TEXT PASSAGE.
* * * * *
- Theatrical release poster
- Directed by: Peter Greenaway
- Written by: Peter Greenaway
- Produced by: Kees Kasander
- Starring: Vivian Wu; Ewan McGregor; Ken Ogata; Yoshi Oida [ja]; Hideko Yoshida; Judy Ongg;
- Cinematography: Sacha Vierny
- Edited by: Peter Greenaway; Chris Wyatt;
- Music by: Brian Eno
- Production companies: Alpha Films; Channel Four Films; Delux Productions; Kasander & Wigman Productions; Le Studio Canal+; Woodline Films;
- Distributed by: PolyGram Filmed Entertainment (Netherlands) FilmFour distributors (United Kingdom) Pyramide Distribution (France)
* * * * *
AVAILABLE DATA.

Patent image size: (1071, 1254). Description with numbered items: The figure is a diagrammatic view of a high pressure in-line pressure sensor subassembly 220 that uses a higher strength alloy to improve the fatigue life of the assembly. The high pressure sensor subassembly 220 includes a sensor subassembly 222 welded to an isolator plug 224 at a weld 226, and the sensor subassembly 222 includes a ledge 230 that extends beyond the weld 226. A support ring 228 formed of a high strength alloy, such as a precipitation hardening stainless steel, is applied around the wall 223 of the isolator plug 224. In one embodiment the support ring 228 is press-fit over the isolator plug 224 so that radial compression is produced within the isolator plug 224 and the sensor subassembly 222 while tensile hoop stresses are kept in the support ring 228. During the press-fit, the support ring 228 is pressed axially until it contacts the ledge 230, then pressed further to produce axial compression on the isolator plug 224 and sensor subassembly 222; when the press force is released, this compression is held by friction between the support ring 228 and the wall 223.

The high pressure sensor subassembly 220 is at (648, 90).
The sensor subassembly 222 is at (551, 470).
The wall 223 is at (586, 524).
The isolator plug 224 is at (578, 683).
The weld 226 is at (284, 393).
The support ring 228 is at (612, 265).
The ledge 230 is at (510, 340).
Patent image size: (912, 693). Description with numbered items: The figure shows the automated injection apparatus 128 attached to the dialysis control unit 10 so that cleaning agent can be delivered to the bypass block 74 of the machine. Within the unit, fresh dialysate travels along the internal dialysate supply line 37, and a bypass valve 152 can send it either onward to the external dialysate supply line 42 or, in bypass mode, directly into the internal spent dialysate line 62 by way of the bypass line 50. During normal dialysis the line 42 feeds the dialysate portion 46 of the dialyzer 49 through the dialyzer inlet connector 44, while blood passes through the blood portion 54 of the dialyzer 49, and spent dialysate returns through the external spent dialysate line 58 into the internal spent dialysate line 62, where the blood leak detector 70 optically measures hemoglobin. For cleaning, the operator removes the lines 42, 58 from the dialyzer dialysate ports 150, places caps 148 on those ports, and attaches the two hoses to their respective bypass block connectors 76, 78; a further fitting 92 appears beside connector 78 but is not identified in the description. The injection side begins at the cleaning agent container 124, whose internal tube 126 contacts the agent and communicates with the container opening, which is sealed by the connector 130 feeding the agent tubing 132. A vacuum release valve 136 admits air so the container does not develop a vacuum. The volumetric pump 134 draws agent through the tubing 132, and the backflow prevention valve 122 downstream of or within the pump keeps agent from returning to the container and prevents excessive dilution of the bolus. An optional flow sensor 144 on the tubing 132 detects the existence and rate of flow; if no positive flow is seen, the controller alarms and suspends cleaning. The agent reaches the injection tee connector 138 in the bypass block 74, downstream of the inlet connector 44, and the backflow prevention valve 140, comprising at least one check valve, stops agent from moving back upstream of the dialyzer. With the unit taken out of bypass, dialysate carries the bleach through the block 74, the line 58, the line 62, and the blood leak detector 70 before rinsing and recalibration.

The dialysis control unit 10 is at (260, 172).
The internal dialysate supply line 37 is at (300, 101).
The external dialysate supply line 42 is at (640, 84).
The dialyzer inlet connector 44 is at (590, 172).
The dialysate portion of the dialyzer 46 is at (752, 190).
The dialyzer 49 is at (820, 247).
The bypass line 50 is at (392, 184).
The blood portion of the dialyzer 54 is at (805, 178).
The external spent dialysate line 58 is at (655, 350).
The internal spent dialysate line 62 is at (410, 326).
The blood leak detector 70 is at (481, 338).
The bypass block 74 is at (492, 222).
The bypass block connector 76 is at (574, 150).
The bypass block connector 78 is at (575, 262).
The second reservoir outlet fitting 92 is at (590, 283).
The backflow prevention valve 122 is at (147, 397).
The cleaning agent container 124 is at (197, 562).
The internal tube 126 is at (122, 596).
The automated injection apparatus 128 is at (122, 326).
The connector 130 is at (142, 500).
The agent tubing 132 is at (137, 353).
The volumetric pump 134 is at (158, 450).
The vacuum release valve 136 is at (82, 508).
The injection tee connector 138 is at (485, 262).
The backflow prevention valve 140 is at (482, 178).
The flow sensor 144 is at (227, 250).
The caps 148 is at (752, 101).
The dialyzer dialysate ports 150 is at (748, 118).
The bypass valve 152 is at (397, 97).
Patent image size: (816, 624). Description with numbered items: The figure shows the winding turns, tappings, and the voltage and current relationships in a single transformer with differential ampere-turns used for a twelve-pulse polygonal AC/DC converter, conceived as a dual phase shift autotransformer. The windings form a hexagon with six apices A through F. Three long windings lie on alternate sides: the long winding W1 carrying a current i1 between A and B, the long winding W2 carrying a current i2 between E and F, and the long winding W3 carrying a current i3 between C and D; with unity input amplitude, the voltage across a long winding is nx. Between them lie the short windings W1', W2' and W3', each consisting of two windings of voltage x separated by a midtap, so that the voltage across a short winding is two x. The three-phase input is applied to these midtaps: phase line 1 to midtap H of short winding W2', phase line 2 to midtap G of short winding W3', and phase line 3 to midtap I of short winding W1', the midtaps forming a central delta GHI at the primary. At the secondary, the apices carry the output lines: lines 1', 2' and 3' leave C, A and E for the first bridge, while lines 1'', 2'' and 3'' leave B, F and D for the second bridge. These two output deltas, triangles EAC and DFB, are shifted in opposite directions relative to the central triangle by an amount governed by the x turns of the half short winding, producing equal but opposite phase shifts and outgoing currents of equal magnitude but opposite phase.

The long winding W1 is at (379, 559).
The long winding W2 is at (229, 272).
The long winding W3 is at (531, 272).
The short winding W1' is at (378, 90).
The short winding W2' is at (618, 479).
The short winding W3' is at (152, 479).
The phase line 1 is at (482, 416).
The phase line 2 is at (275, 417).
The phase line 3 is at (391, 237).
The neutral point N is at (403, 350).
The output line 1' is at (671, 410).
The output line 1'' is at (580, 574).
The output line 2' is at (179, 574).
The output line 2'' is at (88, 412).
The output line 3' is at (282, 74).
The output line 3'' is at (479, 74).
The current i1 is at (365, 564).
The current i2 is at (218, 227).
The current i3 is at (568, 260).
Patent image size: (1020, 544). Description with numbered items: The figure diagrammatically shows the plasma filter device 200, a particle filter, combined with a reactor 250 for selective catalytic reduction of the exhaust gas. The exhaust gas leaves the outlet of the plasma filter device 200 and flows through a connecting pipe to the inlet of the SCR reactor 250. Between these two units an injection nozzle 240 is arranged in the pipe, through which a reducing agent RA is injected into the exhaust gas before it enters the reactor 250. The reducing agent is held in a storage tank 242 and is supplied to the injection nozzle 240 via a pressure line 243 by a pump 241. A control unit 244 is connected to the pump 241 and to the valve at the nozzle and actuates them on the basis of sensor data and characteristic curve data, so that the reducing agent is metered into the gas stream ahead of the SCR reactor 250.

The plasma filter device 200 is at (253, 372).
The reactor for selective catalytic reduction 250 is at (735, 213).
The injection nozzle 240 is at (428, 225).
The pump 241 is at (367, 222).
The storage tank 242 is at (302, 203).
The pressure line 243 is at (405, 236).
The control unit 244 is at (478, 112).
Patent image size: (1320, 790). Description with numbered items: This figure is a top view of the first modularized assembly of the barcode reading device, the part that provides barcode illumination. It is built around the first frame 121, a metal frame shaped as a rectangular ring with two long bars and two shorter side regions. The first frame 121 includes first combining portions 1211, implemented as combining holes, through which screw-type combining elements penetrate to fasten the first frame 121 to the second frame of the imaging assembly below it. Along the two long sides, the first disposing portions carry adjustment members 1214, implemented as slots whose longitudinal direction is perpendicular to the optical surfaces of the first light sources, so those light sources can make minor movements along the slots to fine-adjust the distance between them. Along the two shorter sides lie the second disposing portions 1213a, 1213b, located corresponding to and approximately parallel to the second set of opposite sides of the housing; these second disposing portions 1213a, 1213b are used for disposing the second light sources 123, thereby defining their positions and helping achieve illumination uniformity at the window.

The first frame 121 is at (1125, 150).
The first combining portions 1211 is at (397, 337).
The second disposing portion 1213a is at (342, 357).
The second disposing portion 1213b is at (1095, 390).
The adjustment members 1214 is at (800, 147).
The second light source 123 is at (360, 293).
* * * * *
WHAT IS NEEDED.
Reproduce the section of the film credits list starting with "- Theatrical release" and going on through "Pyramide Distribution (France)", word for word.

RESULT OF THIS TASK.
- Theatrical release poster
- Directed by: Peter Greenaway
- Written by: Peter Greenaway
- Produced by: Kees Kasander
- Starring: Vivian Wu; Ewan McGregor; Ken Ogata; Yoshi Oida [ja]; Hideko Yoshida; Judy Ongg;
- Cinematography: Sacha Vierny
- Edited by: Peter Greenaway; Chris Wyatt;
- Music by: Brian Eno
- Production companies: Alpha Films; Channel Four Films; Delux Productions; Kasander & Wigman Productions; Le Studio Canal+; Woodline Films;
- Distributed by: PolyGram Filmed Entertainment (Netherlands) FilmFour distributors (United Kingdom) Pyramide Distribution (France)